#### [What this exercise asks]
1. Answer these questions from the patent excerpt, marking each answer with the matching letter:
(a) According to paragraph [0010], which channels are searched with high priority?
(b) In paragraph [0011], what does the content of the precedence table reflect?
(c) Besides the channel allocation timing, at what timings does paragraph [0012] say the precedence table can be updated?
2. Please list every bracketed paragraph number that appears in the patent excerpt.
3. Write out the portion of the patent excerpt that begins with the words containing "[0010] This object" and ends with "termination as well.".

#### [Text provided]
※
DISCLOSURE OF INVENTION
[0009] It is a first object of the present invention to provide a
base station apparatus and a channel allocation method capable of
promoting channel segregation and performing efficient channel
searching.
[0010] This object can be attained by searching for channels where
call terminations have occurred with high priority because such
channels are more likely to accommodate calls and thereby carrying
out efficient channel searching.
[0011] It is a second object of the present invention to provide a
base station apparatus and a channel allocation method capable of
promoting channel allocation based on the content of a precedence
table that reflects the current channel quality.
[0012] This object can be attained by carrying out processing of
updating the precedence table at timing other than the channel
allocation timing such as after a lapse of a certain period or
timing corresponding to a call termination as well.
※
#### [Stored data]
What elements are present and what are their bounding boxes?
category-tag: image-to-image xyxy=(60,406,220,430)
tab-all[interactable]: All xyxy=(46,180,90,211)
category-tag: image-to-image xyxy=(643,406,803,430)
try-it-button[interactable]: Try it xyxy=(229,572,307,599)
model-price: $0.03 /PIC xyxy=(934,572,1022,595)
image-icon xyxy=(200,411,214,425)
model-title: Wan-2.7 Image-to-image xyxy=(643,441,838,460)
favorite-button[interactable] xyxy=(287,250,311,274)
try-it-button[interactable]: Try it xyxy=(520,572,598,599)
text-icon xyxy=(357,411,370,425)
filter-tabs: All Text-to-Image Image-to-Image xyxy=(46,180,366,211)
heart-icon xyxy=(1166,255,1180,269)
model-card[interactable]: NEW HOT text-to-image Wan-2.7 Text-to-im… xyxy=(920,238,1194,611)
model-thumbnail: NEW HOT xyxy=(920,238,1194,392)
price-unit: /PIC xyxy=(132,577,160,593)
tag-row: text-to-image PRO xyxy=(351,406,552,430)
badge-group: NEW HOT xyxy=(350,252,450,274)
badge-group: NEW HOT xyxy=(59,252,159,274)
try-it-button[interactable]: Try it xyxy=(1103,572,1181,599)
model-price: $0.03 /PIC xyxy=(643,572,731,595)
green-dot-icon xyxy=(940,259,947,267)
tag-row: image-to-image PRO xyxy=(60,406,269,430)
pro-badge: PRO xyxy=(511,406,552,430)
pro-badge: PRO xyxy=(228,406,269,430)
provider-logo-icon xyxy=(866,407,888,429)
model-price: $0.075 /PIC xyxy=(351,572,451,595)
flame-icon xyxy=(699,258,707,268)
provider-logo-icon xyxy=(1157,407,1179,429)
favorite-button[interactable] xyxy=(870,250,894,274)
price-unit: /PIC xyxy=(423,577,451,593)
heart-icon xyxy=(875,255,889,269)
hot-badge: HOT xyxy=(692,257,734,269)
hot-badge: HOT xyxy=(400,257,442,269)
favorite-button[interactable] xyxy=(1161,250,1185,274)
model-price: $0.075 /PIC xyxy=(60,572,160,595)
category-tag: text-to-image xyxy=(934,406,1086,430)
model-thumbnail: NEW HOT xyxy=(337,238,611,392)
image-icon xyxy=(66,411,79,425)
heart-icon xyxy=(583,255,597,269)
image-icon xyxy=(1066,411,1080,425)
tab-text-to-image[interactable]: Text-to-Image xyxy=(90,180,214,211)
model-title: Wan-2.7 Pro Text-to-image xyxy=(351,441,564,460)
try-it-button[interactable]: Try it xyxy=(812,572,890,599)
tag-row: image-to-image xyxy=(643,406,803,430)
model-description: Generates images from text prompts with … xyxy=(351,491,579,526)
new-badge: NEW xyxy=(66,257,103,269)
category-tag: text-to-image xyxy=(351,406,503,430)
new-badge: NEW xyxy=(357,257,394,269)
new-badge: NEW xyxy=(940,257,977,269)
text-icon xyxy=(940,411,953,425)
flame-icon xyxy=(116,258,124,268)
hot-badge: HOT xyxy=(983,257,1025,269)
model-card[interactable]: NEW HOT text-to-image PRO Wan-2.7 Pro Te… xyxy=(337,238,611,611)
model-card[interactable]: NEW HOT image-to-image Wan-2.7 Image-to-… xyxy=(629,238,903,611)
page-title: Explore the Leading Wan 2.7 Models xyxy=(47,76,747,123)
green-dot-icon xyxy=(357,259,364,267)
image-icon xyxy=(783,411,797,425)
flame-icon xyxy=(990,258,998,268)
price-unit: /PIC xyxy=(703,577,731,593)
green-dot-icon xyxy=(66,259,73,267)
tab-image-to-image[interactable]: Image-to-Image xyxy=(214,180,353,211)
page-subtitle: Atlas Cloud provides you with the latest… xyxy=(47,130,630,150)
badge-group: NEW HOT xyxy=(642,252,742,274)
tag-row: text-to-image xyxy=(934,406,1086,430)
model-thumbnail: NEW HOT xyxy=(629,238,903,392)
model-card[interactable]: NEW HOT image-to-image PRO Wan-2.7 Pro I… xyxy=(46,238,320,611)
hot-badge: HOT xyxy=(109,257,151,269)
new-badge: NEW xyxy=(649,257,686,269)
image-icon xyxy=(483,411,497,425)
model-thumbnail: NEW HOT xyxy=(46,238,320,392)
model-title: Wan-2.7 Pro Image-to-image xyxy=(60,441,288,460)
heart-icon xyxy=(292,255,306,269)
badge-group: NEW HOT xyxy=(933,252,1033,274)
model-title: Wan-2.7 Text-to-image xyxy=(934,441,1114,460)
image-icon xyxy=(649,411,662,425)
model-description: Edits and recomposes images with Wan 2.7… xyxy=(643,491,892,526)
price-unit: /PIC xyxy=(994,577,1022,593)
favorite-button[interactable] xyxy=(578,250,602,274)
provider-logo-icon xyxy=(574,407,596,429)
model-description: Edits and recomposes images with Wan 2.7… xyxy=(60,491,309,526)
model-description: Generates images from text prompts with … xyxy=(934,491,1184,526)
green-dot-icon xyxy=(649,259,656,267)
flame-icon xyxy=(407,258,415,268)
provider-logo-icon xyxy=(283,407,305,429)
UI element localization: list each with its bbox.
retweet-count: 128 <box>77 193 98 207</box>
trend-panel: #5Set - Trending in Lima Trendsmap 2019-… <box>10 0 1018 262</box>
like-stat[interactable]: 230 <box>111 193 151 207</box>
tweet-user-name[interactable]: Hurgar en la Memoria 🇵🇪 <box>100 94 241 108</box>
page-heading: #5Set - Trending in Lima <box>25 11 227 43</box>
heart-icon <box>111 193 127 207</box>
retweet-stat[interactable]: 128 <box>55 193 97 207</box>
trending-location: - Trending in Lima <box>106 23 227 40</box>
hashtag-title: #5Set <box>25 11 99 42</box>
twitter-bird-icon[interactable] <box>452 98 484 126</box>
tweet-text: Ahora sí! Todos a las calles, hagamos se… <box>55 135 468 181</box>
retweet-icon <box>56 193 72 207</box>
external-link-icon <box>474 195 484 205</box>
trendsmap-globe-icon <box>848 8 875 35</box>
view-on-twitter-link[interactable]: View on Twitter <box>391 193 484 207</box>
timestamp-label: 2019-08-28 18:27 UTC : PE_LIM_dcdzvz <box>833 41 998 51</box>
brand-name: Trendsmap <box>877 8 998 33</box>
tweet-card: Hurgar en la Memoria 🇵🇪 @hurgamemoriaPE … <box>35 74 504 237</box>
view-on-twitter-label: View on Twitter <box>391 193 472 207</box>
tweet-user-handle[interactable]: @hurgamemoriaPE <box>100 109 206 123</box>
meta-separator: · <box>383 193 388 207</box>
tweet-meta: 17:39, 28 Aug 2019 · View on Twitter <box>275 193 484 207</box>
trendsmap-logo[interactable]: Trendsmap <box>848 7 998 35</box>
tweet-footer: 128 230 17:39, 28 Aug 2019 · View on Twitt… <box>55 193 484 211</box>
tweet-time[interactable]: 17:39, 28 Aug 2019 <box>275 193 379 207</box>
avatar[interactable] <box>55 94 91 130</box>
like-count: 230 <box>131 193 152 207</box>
※
#### [Numbered answers]
1.
(a) Channels where call terminations have occurred.
(b) The current channel quality.
(c) After a lapse of a certain period, or at timing corresponding to a call termination.

2.
[0009]
[0010]
[0011]
[0012]

3.
[0010] This object can be attained by searching for channels where
call terminations have occurred with high priority because such
channels are more likely to accommodate calls and thereby carrying
out efficient channel searching.
[0011] It is a second object of the present invention to provide a
base station apparatus and a channel allocation method capable of
promoting channel allocation based on the content of a precedence
table that reflects the current channel quality.
[0012] This object can be attained by carrying out processing of
updating the precedence table at timing other than the channel
allocation timing such as after a lapse of a certain period or
timing corresponding to a call termination as well.